─── ИСХОДНЫЙ ТЕКСТ ───
Особенно, кстати, тема старости нашего друга заботила. Заботила не напрасно, поэтому вспомним, например, стишки, которые сейчас все ближе мне грешному. Пронзительное произведение «Старый греховодник». Ну, понятное дело, мне близок он не потому, что он греховодник, а потому, что он старый.
И так говорит ей странник:
«Дело мое — труба;
Женщины и дороги —
Страсть моя и судьба.
Час свой последний встретить
В нежных твоих руках —
Вот все, о чем смиренно прошу
У Старика в Облаках.
Рассвет и огарок свечи.
Глаза твои утешают,
Твой голос кроток и тих;
Так не утаи, дорогая,
Милостей остальных.
Поверь, я могу такое,
Чего молодым не суметь:
Слова мои могут сердца пронзить,
А их — разве только задеть».
Рассвет и огарок свечи.
И так она отвечает
Буйному старику:
«В сердце своем я не вольна
И полюбить не могу.
Владеет мной постарше Старик,
Безгрешно меня любя;
Рукам, в которых четки дрожат,
Увы, не обнять тебя!»
Рассвет и огарок свечи.
«Значит, врозь наши пути,
Что ж, прощай, коли так!
Пойду я к рыбачкам на берегу,
Которым понятен мрак.
Соленые байки — старым дедам,
Девчонкам — пляс и галдеж;
Когда над водой сгущается мрак,
Расходится молодежь.
Рассвет и огарок свечи.
Во мраке — пылкий юноша я,
А на свету — старый хрыч,
Который может кур насмешить,
А может — кровно постичь,
То, что под спудом сердце таит,
И древний исторгнуть клад,
Скрытый от этих смуглых парней,
Которые с ними лежат».
Рассвет и огарок свечи.
───
● **ЗАДАНИЕ**
Почему, как сказано в тексте о стихотворении «Старый греховодник», оно близко автору? Записи ниже — отдельный материал, к тексту они не относятся.
─── ИСХОДНЫЕ ДАННЫЕ ───
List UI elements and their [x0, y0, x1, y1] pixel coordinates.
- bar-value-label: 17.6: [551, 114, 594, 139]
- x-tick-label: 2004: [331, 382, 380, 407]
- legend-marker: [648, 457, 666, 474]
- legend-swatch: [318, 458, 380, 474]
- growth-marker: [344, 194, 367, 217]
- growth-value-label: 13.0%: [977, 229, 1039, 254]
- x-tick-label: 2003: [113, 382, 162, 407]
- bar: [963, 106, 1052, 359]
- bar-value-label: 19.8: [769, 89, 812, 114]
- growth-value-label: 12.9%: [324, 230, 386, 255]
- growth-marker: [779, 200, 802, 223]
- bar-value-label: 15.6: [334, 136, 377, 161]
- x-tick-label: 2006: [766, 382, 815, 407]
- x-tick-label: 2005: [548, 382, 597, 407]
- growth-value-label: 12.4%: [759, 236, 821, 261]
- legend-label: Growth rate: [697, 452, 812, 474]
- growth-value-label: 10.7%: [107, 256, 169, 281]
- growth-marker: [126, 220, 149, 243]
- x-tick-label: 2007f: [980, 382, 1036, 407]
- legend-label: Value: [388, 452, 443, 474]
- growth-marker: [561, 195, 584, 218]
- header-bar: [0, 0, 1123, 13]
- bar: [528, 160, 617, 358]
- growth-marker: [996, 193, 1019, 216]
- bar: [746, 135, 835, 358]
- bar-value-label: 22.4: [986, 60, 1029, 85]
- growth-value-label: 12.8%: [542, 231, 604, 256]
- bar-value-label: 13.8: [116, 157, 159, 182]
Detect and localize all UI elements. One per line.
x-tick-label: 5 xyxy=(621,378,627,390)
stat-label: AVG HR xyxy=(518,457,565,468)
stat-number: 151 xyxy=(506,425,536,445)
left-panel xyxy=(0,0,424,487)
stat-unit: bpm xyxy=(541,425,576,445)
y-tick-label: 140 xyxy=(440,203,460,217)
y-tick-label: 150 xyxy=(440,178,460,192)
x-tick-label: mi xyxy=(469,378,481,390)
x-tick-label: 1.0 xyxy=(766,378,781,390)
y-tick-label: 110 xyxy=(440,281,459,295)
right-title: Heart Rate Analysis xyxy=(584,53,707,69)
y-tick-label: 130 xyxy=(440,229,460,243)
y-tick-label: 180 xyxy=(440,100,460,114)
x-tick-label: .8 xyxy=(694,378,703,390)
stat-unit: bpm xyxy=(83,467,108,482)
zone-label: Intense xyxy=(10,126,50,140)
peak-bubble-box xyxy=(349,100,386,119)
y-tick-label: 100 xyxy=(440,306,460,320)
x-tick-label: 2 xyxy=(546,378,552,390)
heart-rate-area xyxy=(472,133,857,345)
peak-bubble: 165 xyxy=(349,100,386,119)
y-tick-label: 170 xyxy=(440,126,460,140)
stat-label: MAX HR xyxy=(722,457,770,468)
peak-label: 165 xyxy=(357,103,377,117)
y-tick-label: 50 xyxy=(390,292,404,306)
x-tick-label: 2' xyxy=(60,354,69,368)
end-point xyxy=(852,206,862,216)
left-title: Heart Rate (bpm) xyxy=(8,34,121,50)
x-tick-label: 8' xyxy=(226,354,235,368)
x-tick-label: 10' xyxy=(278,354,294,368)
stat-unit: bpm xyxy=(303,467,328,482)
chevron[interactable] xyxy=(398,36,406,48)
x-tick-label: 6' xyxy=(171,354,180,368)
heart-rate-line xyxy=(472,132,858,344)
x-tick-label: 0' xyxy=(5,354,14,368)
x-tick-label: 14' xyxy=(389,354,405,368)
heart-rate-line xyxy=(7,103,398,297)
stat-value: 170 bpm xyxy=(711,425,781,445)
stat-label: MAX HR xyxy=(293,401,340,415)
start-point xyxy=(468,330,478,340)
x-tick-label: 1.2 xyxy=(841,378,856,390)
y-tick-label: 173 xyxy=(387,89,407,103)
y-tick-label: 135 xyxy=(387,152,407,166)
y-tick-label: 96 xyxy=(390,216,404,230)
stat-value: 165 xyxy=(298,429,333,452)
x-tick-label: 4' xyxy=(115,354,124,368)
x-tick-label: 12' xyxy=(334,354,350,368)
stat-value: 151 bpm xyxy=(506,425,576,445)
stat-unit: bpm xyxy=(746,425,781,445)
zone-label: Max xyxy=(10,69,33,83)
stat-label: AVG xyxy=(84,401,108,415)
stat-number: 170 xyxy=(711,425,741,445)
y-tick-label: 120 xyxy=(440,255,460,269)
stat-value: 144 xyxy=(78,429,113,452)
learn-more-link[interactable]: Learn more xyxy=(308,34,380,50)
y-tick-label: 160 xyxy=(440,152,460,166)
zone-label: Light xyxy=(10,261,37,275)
───
● **ОТВЕТ**
Потому что герой стихотворения старый, а не потому, что он греховодник.